* **GIVEN INSTRUCTION**
Please repeat all of the lines that follow, exactly as written.

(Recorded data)
■ ■ ■ ■ ■ ■ ■
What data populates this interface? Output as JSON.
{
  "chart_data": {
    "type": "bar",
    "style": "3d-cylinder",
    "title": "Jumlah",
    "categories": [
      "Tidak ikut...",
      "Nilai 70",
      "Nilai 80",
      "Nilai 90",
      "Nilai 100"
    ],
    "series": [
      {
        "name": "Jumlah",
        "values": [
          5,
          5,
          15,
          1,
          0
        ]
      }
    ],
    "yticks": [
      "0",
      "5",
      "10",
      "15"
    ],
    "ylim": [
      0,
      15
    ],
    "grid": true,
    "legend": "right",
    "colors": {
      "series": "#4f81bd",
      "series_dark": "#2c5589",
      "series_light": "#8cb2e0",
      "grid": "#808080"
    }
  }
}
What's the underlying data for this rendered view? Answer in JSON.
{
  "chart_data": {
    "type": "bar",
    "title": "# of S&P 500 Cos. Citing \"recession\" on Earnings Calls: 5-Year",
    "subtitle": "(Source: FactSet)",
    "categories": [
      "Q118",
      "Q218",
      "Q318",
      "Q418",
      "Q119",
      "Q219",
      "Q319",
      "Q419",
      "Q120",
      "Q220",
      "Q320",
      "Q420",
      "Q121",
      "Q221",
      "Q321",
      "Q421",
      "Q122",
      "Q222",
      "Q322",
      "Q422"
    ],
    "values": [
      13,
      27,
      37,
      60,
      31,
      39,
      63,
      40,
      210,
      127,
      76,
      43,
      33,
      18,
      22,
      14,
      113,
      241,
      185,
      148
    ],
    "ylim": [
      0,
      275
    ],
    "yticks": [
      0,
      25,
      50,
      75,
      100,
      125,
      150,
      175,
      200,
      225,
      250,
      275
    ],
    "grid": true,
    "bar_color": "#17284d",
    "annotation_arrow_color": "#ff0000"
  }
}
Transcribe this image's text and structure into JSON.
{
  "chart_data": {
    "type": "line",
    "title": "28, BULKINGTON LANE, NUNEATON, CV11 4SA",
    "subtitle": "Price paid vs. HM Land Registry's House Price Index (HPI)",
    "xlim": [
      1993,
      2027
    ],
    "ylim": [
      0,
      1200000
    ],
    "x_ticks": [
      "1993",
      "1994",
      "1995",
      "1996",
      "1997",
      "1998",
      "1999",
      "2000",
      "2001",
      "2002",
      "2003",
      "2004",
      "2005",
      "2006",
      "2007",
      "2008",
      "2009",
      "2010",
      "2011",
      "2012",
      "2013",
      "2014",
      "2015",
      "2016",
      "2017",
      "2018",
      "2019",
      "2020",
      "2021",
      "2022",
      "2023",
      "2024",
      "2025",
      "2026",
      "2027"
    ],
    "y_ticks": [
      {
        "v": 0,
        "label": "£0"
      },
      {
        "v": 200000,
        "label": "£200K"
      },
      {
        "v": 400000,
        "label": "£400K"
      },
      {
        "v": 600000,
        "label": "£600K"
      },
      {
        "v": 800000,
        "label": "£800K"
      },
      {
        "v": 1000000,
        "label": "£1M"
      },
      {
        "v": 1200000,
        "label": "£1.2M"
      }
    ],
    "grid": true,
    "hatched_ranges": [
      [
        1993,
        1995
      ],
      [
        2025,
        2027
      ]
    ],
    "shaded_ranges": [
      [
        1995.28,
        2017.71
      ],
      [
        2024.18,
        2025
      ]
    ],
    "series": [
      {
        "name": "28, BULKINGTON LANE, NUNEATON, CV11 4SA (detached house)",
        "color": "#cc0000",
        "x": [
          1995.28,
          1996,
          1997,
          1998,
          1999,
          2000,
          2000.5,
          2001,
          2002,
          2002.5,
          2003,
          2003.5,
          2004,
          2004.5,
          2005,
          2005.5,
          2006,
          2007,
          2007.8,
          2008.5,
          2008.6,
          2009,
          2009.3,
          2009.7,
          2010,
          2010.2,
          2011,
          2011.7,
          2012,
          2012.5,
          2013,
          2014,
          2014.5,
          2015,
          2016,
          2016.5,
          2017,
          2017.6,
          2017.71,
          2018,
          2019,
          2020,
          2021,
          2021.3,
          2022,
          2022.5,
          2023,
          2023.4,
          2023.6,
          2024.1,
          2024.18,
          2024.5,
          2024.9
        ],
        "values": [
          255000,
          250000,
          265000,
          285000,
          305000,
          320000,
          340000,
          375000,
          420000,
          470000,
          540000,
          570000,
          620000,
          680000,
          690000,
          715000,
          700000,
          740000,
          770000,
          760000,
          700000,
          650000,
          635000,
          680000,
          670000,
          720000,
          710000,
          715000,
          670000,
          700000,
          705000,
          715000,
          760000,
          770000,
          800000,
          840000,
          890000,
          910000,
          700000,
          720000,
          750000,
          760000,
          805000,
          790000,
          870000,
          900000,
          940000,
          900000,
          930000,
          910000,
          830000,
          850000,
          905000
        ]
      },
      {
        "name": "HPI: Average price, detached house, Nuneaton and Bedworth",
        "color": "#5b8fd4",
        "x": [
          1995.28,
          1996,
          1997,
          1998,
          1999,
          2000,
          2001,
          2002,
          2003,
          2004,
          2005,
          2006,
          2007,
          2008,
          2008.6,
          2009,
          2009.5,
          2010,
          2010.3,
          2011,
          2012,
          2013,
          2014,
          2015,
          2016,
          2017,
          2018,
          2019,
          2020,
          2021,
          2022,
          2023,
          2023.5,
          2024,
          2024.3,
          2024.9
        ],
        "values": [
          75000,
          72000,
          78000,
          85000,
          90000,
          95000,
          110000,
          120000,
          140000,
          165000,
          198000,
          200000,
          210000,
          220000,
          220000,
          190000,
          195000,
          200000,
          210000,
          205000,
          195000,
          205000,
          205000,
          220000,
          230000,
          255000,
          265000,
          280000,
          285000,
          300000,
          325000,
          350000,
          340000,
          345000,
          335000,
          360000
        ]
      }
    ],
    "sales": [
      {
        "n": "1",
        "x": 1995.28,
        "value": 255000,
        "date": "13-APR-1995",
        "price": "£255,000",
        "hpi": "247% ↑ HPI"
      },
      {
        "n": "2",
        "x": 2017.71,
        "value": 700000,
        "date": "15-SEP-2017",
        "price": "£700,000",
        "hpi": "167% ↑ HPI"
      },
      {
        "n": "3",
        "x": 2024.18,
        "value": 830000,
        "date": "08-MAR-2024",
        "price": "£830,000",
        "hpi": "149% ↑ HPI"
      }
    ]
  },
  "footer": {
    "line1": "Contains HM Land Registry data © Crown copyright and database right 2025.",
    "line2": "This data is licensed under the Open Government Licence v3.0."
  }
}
■ ■ ■ ■ ■ ■ ■
* **ANSWER TO THE TASK**
What data populates this interface? Output as JSON.
{
  "chart_data": {
    "type": "bar",
    "style": "3d-cylinder",
    "title": "Jumlah",
    "categories": [
      "Tidak ikut...",
      "Nilai 70",
      "Nilai 80",
      "Nilai 90",
      "Nilai 100"
    ],
    "series": [
      {
        "name": "Jumlah",
        "values": [
          5,
          5,
          15,
          1,
          0
        ]
      }
    ],
    "yticks": [
      "0",
      "5",
      "10",
      "15"
    ],
    "ylim": [
      0,
      15
    ],
    "grid": true,
    "legend": "right",
    "colors": {
      "series": "#4f81bd",
      "series_dark": "#2c5589",
      "series_light": "#8cb2e0",
      "grid": "#808080"
    }
  }
}
What's the underlying data for this rendered view? Answer in JSON.
{
  "chart_data": {
    "type": "bar",
    "title": "# of S&P 500 Cos. Citing \"recession\" on Earnings Calls: 5-Year",
    "subtitle": "(Source: FactSet)",
    "categories": [
      "Q118",
      "Q218",
      "Q318",
      "Q418",
      "Q119",
      "Q219",
      "Q319",
      "Q419",
      "Q120",
      "Q220",
      "Q320",
      "Q420",
      "Q121",
      "Q221",
      "Q321",
      "Q421",
      "Q122",
      "Q222",
      "Q322",
      "Q422"
    ],
    "values": [
      13,
      27,
      37,
      60,
      31,
      39,
      63,
      40,
      210,
      127,
      76,
      43,
      33,
      18,
      22,
      14,
      113,
      241,
      185,
      148
    ],
    "ylim": [
      0,
      275
    ],
    "yticks": [
      0,
      25,
      50,
      75,
      100,
      125,
      150,
      175,
      200,
      225,
      250,
      275
    ],
    "grid": true,
    "bar_color": "#17284d",
    "annotation_arrow_color": "#ff0000"
  }
}
Transcribe this image's text and structure into JSON.
{
  "chart_data": {
    "type": "line",
    "title": "28, BULKINGTON LANE, NUNEATON, CV11 4SA",
    "subtitle": "Price paid vs. HM Land Registry's House Price Index (HPI)",
    "xlim": [
      1993,
      2027
    ],
    "ylim": [
      0,
      1200000
    ],
    "x_ticks": [
      "1993",
      "1994",
      "1995",
      "1996",
      "1997",
      "1998",
      "1999",
      "2000",
      "2001",
      "2002",
      "2003",
      "2004",
      "2005",
      "2006",
      "2007",
      "2008",
      "2009",
      "2010",
      "2011",
      "2012",
      "2013",
      "2014",
      "2015",
      "2016",
      "2017",
      "2018",
      "2019",
      "2020",
      "2021",
      "2022",
      "2023",
      "2024",
      "2025",
      "2026",
      "2027"
    ],
    "y_ticks": [
      {
        "v": 0,
        "label": "£0"
      },
      {
        "v": 200000,
        "label": "£200K"
      },
      {
        "v": 400000,
        "label": "£400K"
      },
      {
        "v": 600000,
        "label": "£600K"
      },
      {
        "v": 800000,
        "label": "£800K"
      },
      {
        "v": 1000000,
        "label": "£1M"
      },
      {
        "v": 1200000,
        "label": "£1.2M"
      }
    ],
    "grid": true,
    "hatched_ranges": [
      [
        1993,
        1995
      ],
      [
        2025,
        2027
      ]
    ],
    "shaded_ranges": [
      [
        1995.28,
        2017.71
      ],
      [
        2024.18,
        2025
      ]
    ],
    "series": [
      {
        "name": "28, BULKINGTON LANE, NUNEATON, CV11 4SA (detached house)",
        "color": "#cc0000",
        "x": [
          1995.28,
          1996,
          1997,
          1998,
          1999,
          2000,
          2000.5,
          2001,
          2002,
          2002.5,
          2003,
          2003.5,
          2004,
          2004.5,
          2005,
          2005.5,
          2006,
          2007,
          2007.8,
          2008.5,
          2008.6,
          2009,
          2009.3,
          2009.7,
          2010,
          2010.2,
          2011,
          2011.7,
          2012,
          2012.5,
          2013,
          2014,
          2014.5,
          2015,
          2016,
          2016.5,
          2017,
          2017.6,
          2017.71,
          2018,
          2019,
          2020,
          2021,
          2021.3,
          2022,
          2022.5,
          2023,
          2023.4,
          2023.6,
          2024.1,
          2024.18,
          2024.5,
          2024.9
        ],
        "values": [
          255000,
          250000,
          265000,
          285000,
          305000,
          320000,
          340000,
          375000,
          420000,
          470000,
          540000,
          570000,
          620000,
          680000,
          690000,
          715000,
          700000,
          740000,
          770000,
          760000,
          700000,
          650000,
          635000,
          680000,
          670000,
          720000,
          710000,
          715000,
          670000,
          700000,
          705000,
          715000,
          760000,
          770000,
          800000,
          840000,
          890000,
          910000,
          700000,
          720000,
          750000,
          760000,
          805000,
          790000,
          870000,
          900000,
          940000,
          900000,
          930000,
          910000,
          830000,
          850000,
          905000
        ]
      },
      {
        "name": "HPI: Average price, detached house, Nuneaton and Bedworth",
        "color": "#5b8fd4",
        "x": [
          1995.28,
          1996,
          1997,
          1998,
          1999,
          2000,
          2001,
          2002,
          2003,
          2004,
          2005,
          2006,
          2007,
          2008,
          2008.6,
          2009,
          2009.5,
          2010,
          2010.3,
          2011,
          2012,
          2013,
          2014,
          2015,
          2016,
          2017,
          2018,
          2019,
          2020,
          2021,
          2022,
          2023,
          2023.5,
          2024,
          2024.3,
          2024.9
        ],
        "values": [
          75000,
          72000,
          78000,
          85000,
          90000,
          95000,
          110000,
          120000,
          140000,
          165000,
          198000,
          200000,
          210000,
          220000,
          220000,
          190000,
          195000,
          200000,
          210000,
          205000,
          195000,
          205000,
          205000,
          220000,
          230000,
          255000,
          265000,
          280000,
          285000,
          300000,
          325000,
          350000,
          340000,
          345000,
          335000,
          360000
        ]
      }
    ],
    "sales": [
      {
        "n": "1",
        "x": 1995.28,
        "value": 255000,
        "date": "13-APR-1995",
        "price": "£255,000",
        "hpi": "247% ↑ HPI"
      },
      {
        "n": "2",
        "x": 2017.71,
        "value": 700000,
        "date": "15-SEP-2017",
        "price": "£700,000",
        "hpi": "167% ↑ HPI"
      },
      {
        "n": "3",
        "x": 2024.18,
        "value": 830000,
        "date": "08-MAR-2024",
        "price": "£830,000",
        "hpi": "149% ↑ HPI"
      }
    ]
  },
  "footer": {
    "line1": "Contains HM Land Registry data © Crown copyright and database right 2025.",
    "line2": "This data is licensed under the Open Government Licence v3.0."
  }
}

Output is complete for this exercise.